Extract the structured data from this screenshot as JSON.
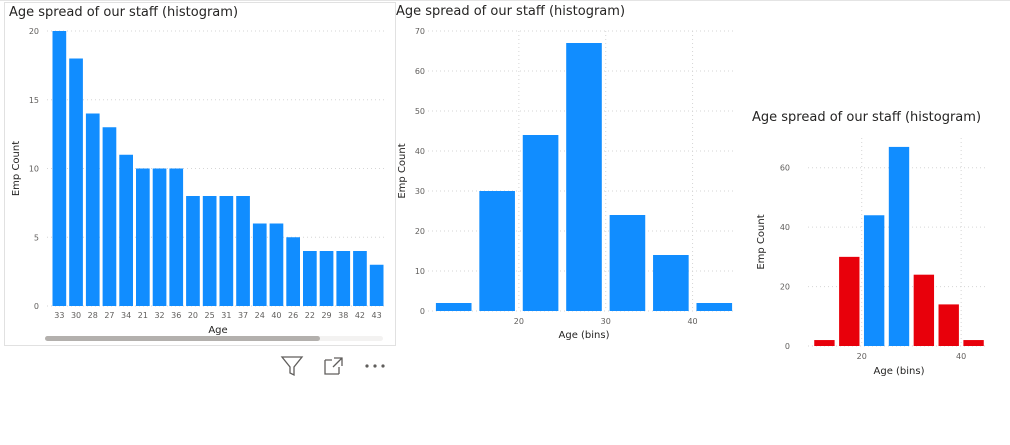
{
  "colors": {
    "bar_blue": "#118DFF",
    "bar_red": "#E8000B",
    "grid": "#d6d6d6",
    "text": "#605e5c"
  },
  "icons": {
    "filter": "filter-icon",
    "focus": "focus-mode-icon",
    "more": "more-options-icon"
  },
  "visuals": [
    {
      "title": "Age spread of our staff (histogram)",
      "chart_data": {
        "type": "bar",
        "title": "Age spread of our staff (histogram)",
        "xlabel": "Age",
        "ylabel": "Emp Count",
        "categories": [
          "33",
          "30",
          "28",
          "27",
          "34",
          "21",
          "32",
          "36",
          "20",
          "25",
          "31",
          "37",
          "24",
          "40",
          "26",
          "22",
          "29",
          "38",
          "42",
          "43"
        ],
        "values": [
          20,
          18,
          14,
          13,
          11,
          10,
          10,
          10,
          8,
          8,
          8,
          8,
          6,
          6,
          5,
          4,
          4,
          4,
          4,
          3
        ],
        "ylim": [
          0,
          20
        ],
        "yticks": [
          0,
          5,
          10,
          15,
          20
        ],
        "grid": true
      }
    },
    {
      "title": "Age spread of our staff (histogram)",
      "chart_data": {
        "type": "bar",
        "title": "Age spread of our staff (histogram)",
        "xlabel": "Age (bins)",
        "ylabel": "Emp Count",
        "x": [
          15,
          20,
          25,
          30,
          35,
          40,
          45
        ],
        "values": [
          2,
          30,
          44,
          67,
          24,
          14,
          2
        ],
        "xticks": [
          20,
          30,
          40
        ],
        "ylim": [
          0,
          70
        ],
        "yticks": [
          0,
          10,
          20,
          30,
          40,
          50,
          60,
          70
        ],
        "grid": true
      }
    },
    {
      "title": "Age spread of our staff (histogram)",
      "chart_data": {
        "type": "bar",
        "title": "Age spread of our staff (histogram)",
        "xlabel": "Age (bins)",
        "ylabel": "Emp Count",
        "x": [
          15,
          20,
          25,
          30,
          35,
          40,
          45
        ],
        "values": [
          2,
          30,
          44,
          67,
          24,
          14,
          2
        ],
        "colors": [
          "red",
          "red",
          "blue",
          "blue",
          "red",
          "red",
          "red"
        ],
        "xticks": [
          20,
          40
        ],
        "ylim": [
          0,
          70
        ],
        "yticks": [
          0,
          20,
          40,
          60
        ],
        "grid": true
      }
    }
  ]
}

**TASK INSTRUCTIONS:** Print every entry above again without changing a word, and omit the pictures.

**SOLUTION FOR THIS EXERCISE:**
Extract the structured data from this screenshot as JSON.
{
  "colors": {
    "bar_blue": "#118DFF",
    "bar_red": "#E8000B",
    "grid": "#d6d6d6",
    "text": "#605e5c"
  },
  "icons": {
    "filter": "filter-icon",
    "focus": "focus-mode-icon",
    "more": "more-options-icon"
  },
  "visuals": [
    {
      "title": "Age spread of our staff (histogram)",
      "chart_data": {
        "type": "bar",
        "title": "Age spread of our staff (histogram)",
        "xlabel": "Age",
        "ylabel": "Emp Count",
        "categories": [
          "33",
          "30",
          "28",
          "27",
          "34",
          "21",
          "32",
          "36",
          "20",
          "25",
          "31",
          "37",
          "24",
          "40",
          "26",
          "22",
          "29",
          "38",
          "42",
          "43"
        ],
        "values": [
          20,
          18,
          14,
          13,
          11,
          10,
          10,
          10,
          8,
          8,
          8,
          8,
          6,
          6,
          5,
          4,
          4,
          4,
          4,
          3
        ],
        "ylim": [
          0,
          20
        ],
        "yticks": [
          0,
          5,
          10,
          15,
          20
        ],
        "grid": true
      }
    },
    {
      "title": "Age spread of our staff (histogram)",
      "chart_data": {
        "type": "bar",
        "title": "Age spread of our staff (histogram)",
        "xlabel": "Age (bins)",
        "ylabel": "Emp Count",
        "x": [
          15,
          20,
          25,
          30,
          35,
          40,
          45
        ],
        "values": [
          2,
          30,
          44,
          67,
          24,
          14,
          2
        ],
        "xticks": [
          20,
          30,
          40
        ],
        "ylim": [
          0,
          70
        ],
        "yticks": [
          0,
          10,
          20,
          30,
          40,
          50,
          60,
          70
        ],
        "grid": true
      }
    },
    {
      "title": "Age spread of our staff (histogram)",
      "chart_data": {
        "type": "bar",
        "title": "Age spread of our staff (histogram)",
        "xlabel": "Age (bins)",
        "ylabel": "Emp Count",
        "x": [
          15,
          20,
          25,
          30,
          35,
          40,
          45
        ],
        "values": [
          2,
          30,
          44,
          67,
          24,
          14,
          2
        ],
        "colors": [
          "red",
          "red",
          "blue",
          "blue",
          "red",
          "red",
          "red"
        ],
        "xticks": [
          20,
          40
        ],
        "ylim": [
          0,
          70
        ],
        "yticks": [
          0,
          20,
          40,
          60
        ],
        "grid": true
      }
    }
  ]
}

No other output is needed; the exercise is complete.